# [GIVEN EXERCISE]
Copy, from the entries below, each line in which the string "where" appears.

# [GIVEN DATA]
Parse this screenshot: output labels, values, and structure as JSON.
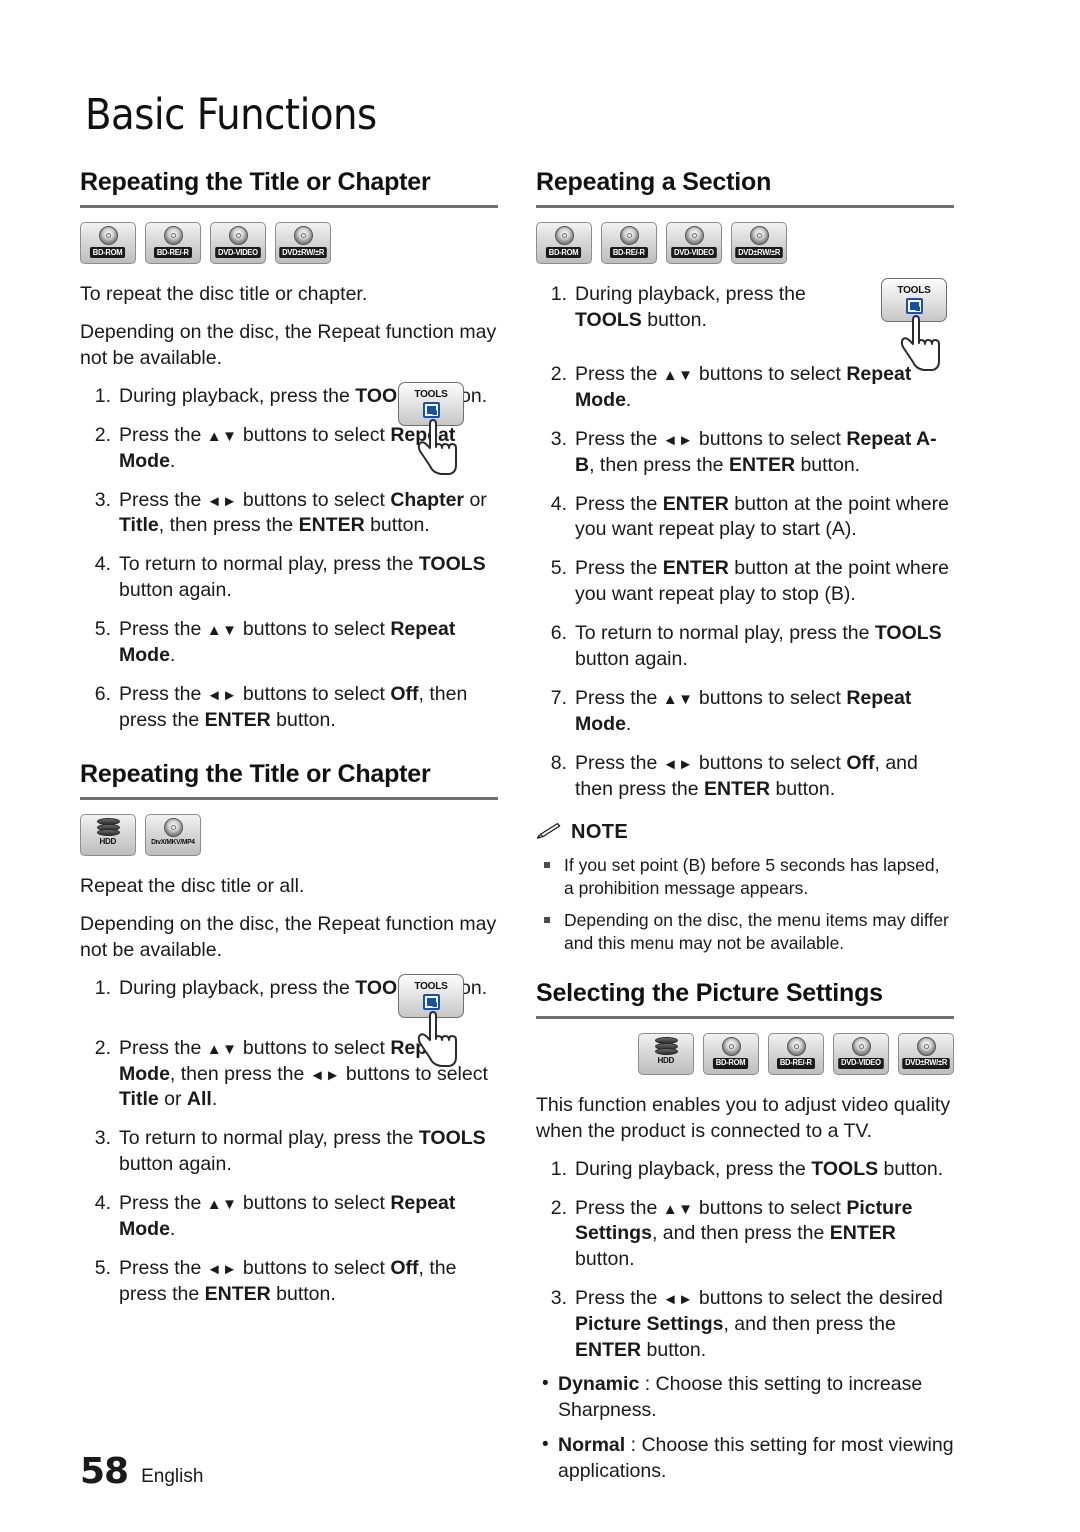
{
  "page": {
    "chapter_title": "Basic Functions",
    "page_number": "58",
    "language": "English"
  },
  "sections": [
    {
      "id": "repeating-title-chapter-1",
      "heading": "Repeating the Title or Chapter",
      "discs": [
        {
          "type": "disc",
          "label": "BD-ROM",
          "dark": true
        },
        {
          "type": "disc",
          "label": "BD-RE/-R",
          "dark": true
        },
        {
          "type": "disc",
          "label": "DVD-VIDEO",
          "dark": true
        },
        {
          "type": "disc",
          "label": "DVD±RW/±R",
          "dark": true
        }
      ],
      "intro": [
        "To repeat the disc title or chapter.",
        "Depending on the disc, the Repeat function may not be available."
      ],
      "steps": [
        {
          "n": "1.",
          "html": "During playback, press the <b>TOOLS</b> button."
        },
        {
          "n": "2.",
          "html": "Press the <span class=\"arrows\">▲▼</span> buttons to select <b>Repeat Mode</b>."
        },
        {
          "n": "3.",
          "html": "Press the <span class=\"arrows\">◄►</span> buttons to select <b>Chapter</b> or <b>Title</b>, then press the <b>ENTER</b> button."
        },
        {
          "n": "4.",
          "html": "To return to normal play, press the <b>TOOLS</b> button again."
        },
        {
          "n": "5.",
          "html": "Press the <span class=\"arrows\">▲▼</span> buttons to select <b>Repeat Mode</b>."
        },
        {
          "n": "6.",
          "html": "Press the <span class=\"arrows\">◄►</span> buttons to select <b>Off</b>, then press the <b>ENTER</b> button."
        }
      ]
    },
    {
      "id": "repeating-title-chapter-2",
      "heading": "Repeating the Title or Chapter",
      "discs": [
        {
          "type": "hdd",
          "label": "HDD",
          "dark": false
        },
        {
          "type": "disc",
          "label": "DivX/MKV/MP4",
          "dark": false
        }
      ],
      "intro": [
        "Repeat the disc title or all.",
        "Depending on the disc, the Repeat function may not be available."
      ],
      "steps": [
        {
          "n": "1.",
          "html": "During playback, press the <b>TOOLS</b> button."
        },
        {
          "n": "2.",
          "html": "Press the <span class=\"arrows\">▲▼</span> buttons to select <b>Repeat Mode</b>, then press the <span class=\"arrows\">◄►</span> buttons to select <b>Title</b> or <b>All</b>."
        },
        {
          "n": "3.",
          "html": "To return to normal play, press the <b>TOOLS</b> button again."
        },
        {
          "n": "4.",
          "html": "Press the <span class=\"arrows\">▲▼</span> buttons to select <b>Repeat Mode</b>."
        },
        {
          "n": "5.",
          "html": "Press the <span class=\"arrows\">◄►</span> buttons to select <b>Off</b>, the press the <b>ENTER</b> button."
        }
      ]
    },
    {
      "id": "repeating-a-section",
      "heading": "Repeating a Section",
      "discs": [
        {
          "type": "disc",
          "label": "BD-ROM",
          "dark": true
        },
        {
          "type": "disc",
          "label": "BD-RE/-R",
          "dark": true
        },
        {
          "type": "disc",
          "label": "DVD-VIDEO",
          "dark": true
        },
        {
          "type": "disc",
          "label": "DVD±RW/±R",
          "dark": true
        }
      ],
      "steps": [
        {
          "n": "1.",
          "html": "During playback, press the <b>TOOLS</b> button."
        },
        {
          "n": "2.",
          "html": "Press the <span class=\"arrows\">▲▼</span> buttons to select <b>Repeat Mode</b>."
        },
        {
          "n": "3.",
          "html": "Press the <span class=\"arrows\">◄►</span> buttons to select <b>Repeat A-B</b>, then press the <b>ENTER</b> button."
        },
        {
          "n": "4.",
          "html": "Press the <b>ENTER</b> button at the point where you want repeat play to start (A)."
        },
        {
          "n": "5.",
          "html": "Press the <b>ENTER</b> button at the point where you want repeat play to stop (B)."
        },
        {
          "n": "6.",
          "html": "To return to normal play, press the <b>TOOLS</b> button again."
        },
        {
          "n": "7.",
          "html": "Press the <span class=\"arrows\">▲▼</span> buttons to select <b>Repeat Mode</b>."
        },
        {
          "n": "8.",
          "html": "Press the <span class=\"arrows\">◄►</span> buttons to select <b>Off</b>, and then press the <b>ENTER</b> button."
        }
      ],
      "note": {
        "label": "NOTE",
        "items": [
          "If you set point (B) before 5 seconds has lapsed, a prohibition message appears.",
          "Depending on the disc, the menu items may differ and this menu may not be available."
        ]
      }
    },
    {
      "id": "selecting-picture-settings",
      "heading": "Selecting the Picture Settings",
      "discs": [
        {
          "type": "hdd",
          "label": "HDD",
          "dark": false
        },
        {
          "type": "disc",
          "label": "BD-ROM",
          "dark": true
        },
        {
          "type": "disc",
          "label": "BD-RE/-R",
          "dark": true
        },
        {
          "type": "disc",
          "label": "DVD-VIDEO",
          "dark": true
        },
        {
          "type": "disc",
          "label": "DVD±RW/±R",
          "dark": true
        }
      ],
      "intro": [
        "This function enables you to adjust video quality when the product is connected to a TV."
      ],
      "steps": [
        {
          "n": "1.",
          "html": "During playback, press the <b>TOOLS</b> button."
        },
        {
          "n": "2.",
          "html": "Press the <span class=\"arrows\">▲▼</span> buttons to select <b>Picture Settings</b>, and then press the <b>ENTER</b> button."
        },
        {
          "n": "3.",
          "html": "Press the <span class=\"arrows\">◄►</span> buttons to select the desired <b>Picture Settings</b>, and then press the <b>ENTER</b> button."
        }
      ],
      "bullets": [
        {
          "term": "Dynamic",
          "rest": " : Choose this setting to increase Sharpness."
        },
        {
          "term": "Normal",
          "rest": " : Choose this setting for most viewing applications."
        }
      ]
    }
  ]
}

# [THE ANSWER]
          "html": "Press the <b>ENTER</b> button at the point where you want repeat play to start (A)."
          "html": "Press the <b>ENTER</b> button at the point where you want repeat play to stop (B)."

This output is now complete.